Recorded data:
┌────────
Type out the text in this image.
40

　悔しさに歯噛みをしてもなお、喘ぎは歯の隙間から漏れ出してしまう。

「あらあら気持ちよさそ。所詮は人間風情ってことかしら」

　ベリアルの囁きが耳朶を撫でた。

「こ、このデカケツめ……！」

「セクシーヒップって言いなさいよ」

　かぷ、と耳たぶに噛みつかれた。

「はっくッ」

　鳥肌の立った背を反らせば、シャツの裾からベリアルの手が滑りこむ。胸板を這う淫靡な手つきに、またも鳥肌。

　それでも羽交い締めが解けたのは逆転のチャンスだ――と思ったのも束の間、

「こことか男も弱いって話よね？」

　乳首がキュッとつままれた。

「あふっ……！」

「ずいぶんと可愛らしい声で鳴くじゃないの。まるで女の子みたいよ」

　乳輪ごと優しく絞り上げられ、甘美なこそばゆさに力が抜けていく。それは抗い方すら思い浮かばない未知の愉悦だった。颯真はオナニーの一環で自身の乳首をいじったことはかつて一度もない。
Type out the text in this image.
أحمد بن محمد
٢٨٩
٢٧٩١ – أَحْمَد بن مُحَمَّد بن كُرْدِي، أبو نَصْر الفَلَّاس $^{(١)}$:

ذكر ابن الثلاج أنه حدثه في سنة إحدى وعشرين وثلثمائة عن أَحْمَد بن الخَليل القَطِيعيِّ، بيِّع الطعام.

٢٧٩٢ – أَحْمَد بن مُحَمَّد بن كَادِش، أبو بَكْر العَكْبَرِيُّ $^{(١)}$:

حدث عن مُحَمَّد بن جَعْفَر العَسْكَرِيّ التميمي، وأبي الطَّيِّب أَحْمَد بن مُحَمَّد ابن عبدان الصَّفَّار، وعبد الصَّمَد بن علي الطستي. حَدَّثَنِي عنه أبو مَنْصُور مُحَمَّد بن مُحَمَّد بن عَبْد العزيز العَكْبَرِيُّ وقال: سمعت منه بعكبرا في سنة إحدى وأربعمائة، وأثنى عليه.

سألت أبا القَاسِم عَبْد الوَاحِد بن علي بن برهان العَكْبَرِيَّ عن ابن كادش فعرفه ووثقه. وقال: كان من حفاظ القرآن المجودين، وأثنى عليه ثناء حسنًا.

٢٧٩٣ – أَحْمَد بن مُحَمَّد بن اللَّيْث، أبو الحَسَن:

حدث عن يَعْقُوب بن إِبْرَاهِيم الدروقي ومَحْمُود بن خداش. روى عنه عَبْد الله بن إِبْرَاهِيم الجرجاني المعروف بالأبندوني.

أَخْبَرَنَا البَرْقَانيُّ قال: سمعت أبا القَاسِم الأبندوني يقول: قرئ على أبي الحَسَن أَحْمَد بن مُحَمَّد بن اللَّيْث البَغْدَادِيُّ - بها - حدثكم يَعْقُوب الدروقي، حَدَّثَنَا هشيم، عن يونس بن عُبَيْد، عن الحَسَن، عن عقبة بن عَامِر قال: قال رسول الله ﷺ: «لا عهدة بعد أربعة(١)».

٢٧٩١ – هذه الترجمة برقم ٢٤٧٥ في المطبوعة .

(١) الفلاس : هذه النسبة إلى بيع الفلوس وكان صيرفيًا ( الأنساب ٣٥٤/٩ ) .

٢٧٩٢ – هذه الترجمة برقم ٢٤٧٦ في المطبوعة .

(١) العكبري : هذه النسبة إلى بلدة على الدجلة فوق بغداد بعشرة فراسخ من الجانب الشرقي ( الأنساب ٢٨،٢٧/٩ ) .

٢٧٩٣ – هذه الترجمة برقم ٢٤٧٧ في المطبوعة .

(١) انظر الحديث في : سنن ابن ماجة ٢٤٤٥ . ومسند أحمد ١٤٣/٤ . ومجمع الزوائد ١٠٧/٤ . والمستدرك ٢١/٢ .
└────────
### What you will do:
Copy each record from above exactly, and include every line.

### Correct output:
Type out the text in this image.
40

　悔しさに歯噛みをしてもなお、喘ぎは歯の隙間から漏れ出してしまう。

「あらあら気持ちよさそ。所詮は人間風情ってことかしら」

　ベリアルの囁きが耳朶を撫でた。

「こ、このデカケツめ……！」

「セクシーヒップって言いなさいよ」

　かぷ、と耳たぶに噛みつかれた。

「はっくッ」

　鳥肌の立った背を反らせば、シャツの裾からベリアルの手が滑りこむ。胸板を這う淫靡な手つきに、またも鳥肌。

　それでも羽交い締めが解けたのは逆転のチャンスだ――と思ったのも束の間、

「こことか男も弱いって話よね？」

　乳首がキュッとつままれた。

「あふっ……！」

「ずいぶんと可愛らしい声で鳴くじゃないの。まるで女の子みたいよ」

　乳輪ごと優しく絞り上げられ、甘美なこそばゆさに力が抜けていく。それは抗い方すら思い浮かばない未知の愉悦だった。颯真はオナニーの一環で自身の乳首をいじったことはかつて一度もない。
Type out the text in this image.
أحمد بن محمد
٢٨٩
٢٧٩١ – أَحْمَد بن مُحَمَّد بن كُرْدِي، أبو نَصْر الفَلَّاس $^{(١)}$:

ذكر ابن الثلاج أنه حدثه في سنة إحدى وعشرين وثلثمائة عن أَحْمَد بن الخَليل القَطِيعيِّ، بيِّع الطعام.

٢٧٩٢ – أَحْمَد بن مُحَمَّد بن كَادِش، أبو بَكْر العَكْبَرِيُّ $^{(١)}$:

حدث عن مُحَمَّد بن جَعْفَر العَسْكَرِيّ التميمي، وأبي الطَّيِّب أَحْمَد بن مُحَمَّد ابن عبدان الصَّفَّار، وعبد الصَّمَد بن علي الطستي. حَدَّثَنِي عنه أبو مَنْصُور مُحَمَّد بن مُحَمَّد بن عَبْد العزيز العَكْبَرِيُّ وقال: سمعت منه بعكبرا في سنة إحدى وأربعمائة، وأثنى عليه.

سألت أبا القَاسِم عَبْد الوَاحِد بن علي بن برهان العَكْبَرِيَّ عن ابن كادش فعرفه ووثقه. وقال: كان من حفاظ القرآن المجودين، وأثنى عليه ثناء حسنًا.

٢٧٩٣ – أَحْمَد بن مُحَمَّد بن اللَّيْث، أبو الحَسَن:

حدث عن يَعْقُوب بن إِبْرَاهِيم الدروقي ومَحْمُود بن خداش. روى عنه عَبْد الله بن إِبْرَاهِيم الجرجاني المعروف بالأبندوني.

أَخْبَرَنَا البَرْقَانيُّ قال: سمعت أبا القَاسِم الأبندوني يقول: قرئ على أبي الحَسَن أَحْمَد بن مُحَمَّد بن اللَّيْث البَغْدَادِيُّ - بها - حدثكم يَعْقُوب الدروقي، حَدَّثَنَا هشيم، عن يونس بن عُبَيْد، عن الحَسَن، عن عقبة بن عَامِر قال: قال رسول الله ﷺ: «لا عهدة بعد أربعة(١)».

٢٧٩١ – هذه الترجمة برقم ٢٤٧٥ في المطبوعة .

(١) الفلاس : هذه النسبة إلى بيع الفلوس وكان صيرفيًا ( الأنساب ٣٥٤/٩ ) .

٢٧٩٢ – هذه الترجمة برقم ٢٤٧٦ في المطبوعة .

(١) العكبري : هذه النسبة إلى بلدة على الدجلة فوق بغداد بعشرة فراسخ من الجانب الشرقي ( الأنساب ٢٨،٢٧/٩ ) .

٢٧٩٣ – هذه الترجمة برقم ٢٤٧٧ في المطبوعة .

(١) انظر الحديث في : سنن ابن ماجة ٢٤٤٥ . ومسند أحمد ١٤٣/٤ . ومجمع الزوائد ١٠٧/٤ . والمستدرك ٢١/٢ .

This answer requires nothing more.